GIVEN REQUEST:
Quote, exactly, the line holding "What text is on this page?" and all lines after it to the end of the records below. Exclude pictures.

-- begin RECORDS SUPPLIED --

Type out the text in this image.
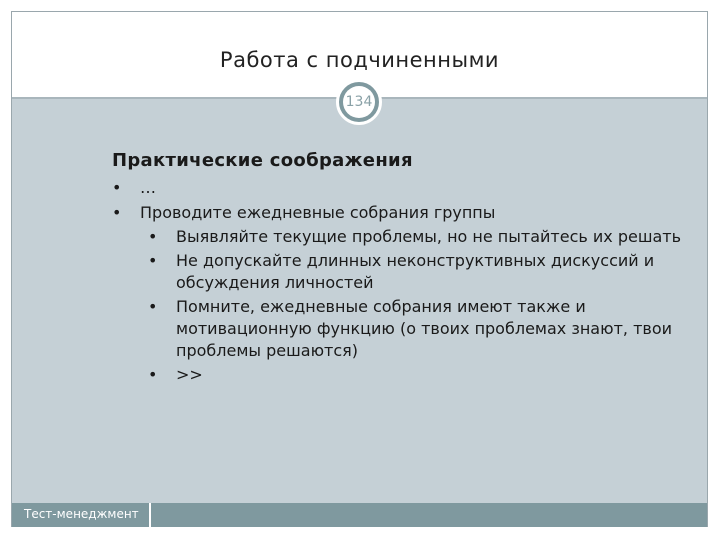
Работа с подчиненными
134
Практические соображения
• …
• Проводите ежедневные собрания группы
• Выявляйте текущие проблемы, но не пытайтесь их решать
• Не допускайте длинных неконструктивных дискуссий и обсуждения личностей
• Помните, ежедневные собрания имеют также и мотивационную функцию (о твоих проблемах знают, твои проблемы решаются)
• >>
Тест-менеджмент
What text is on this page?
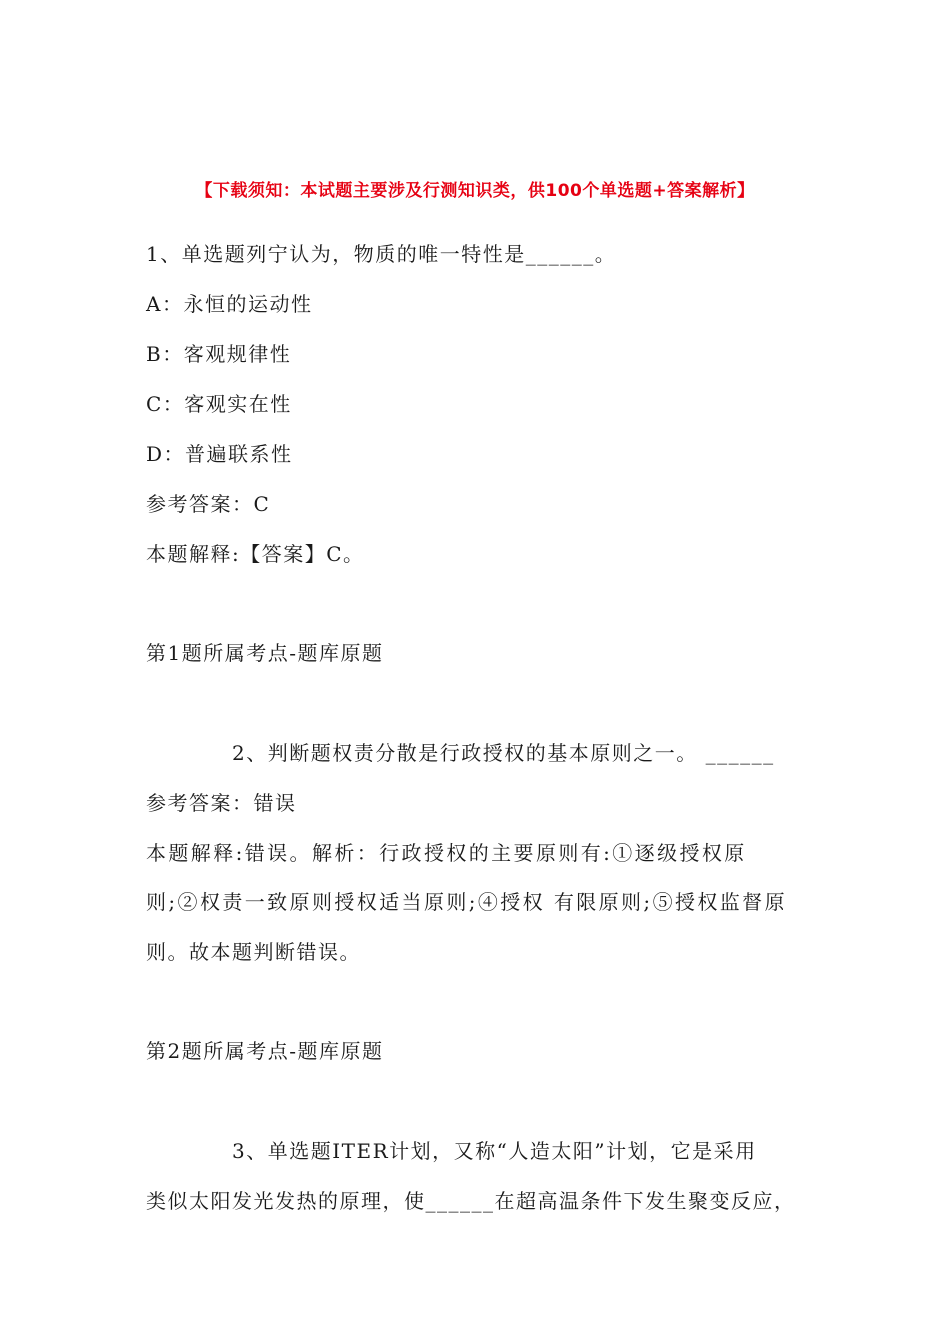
【下载须知：本试题主要涉及行测知识类，供100个单选题+答案解析】
1、单选题列宁认为，物质的唯一特性是______。
A：永恒的运动性
B：客观规律性
C：客观实在性
D：普遍联系性
参考答案：C
本题解释:【答案】C。
第1题所属考点-题库原题
2、判断题权责分散是行政授权的基本原则之一。 ______
参考答案：错误
本题解释:错误。解析：行政授权的主要原则有:①逐级授权原
则;②权责一致原则授权适当原则;④授权 有限原则;⑤授权监督原
则。故本题判断错误。
第2题所属考点-题库原题
3、单选题ITER计划，又称“人造太阳”计划，它是采用
类似太阳发光发热的原理，使______在超高温条件下发生聚变反应，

-- end RECORDS SUPPLIED --

FULL OUTPUT:
What text is on this page?
【下载须知：本试题主要涉及行测知识类，供100个单选题+答案解析】
1、单选题列宁认为，物质的唯一特性是______。
A：永恒的运动性
B：客观规律性
C：客观实在性
D：普遍联系性
参考答案：C
本题解释:【答案】C。
第1题所属考点-题库原题
2、判断题权责分散是行政授权的基本原则之一。 ______
参考答案：错误
本题解释:错误。解析：行政授权的主要原则有:①逐级授权原
则;②权责一致原则授权适当原则;④授权 有限原则;⑤授权监督原
则。故本题判断错误。
第2题所属考点-题库原题
3、单选题ITER计划，又称“人造太阳”计划，它是采用
类似太阳发光发热的原理，使______在超高温条件下发生聚变反应，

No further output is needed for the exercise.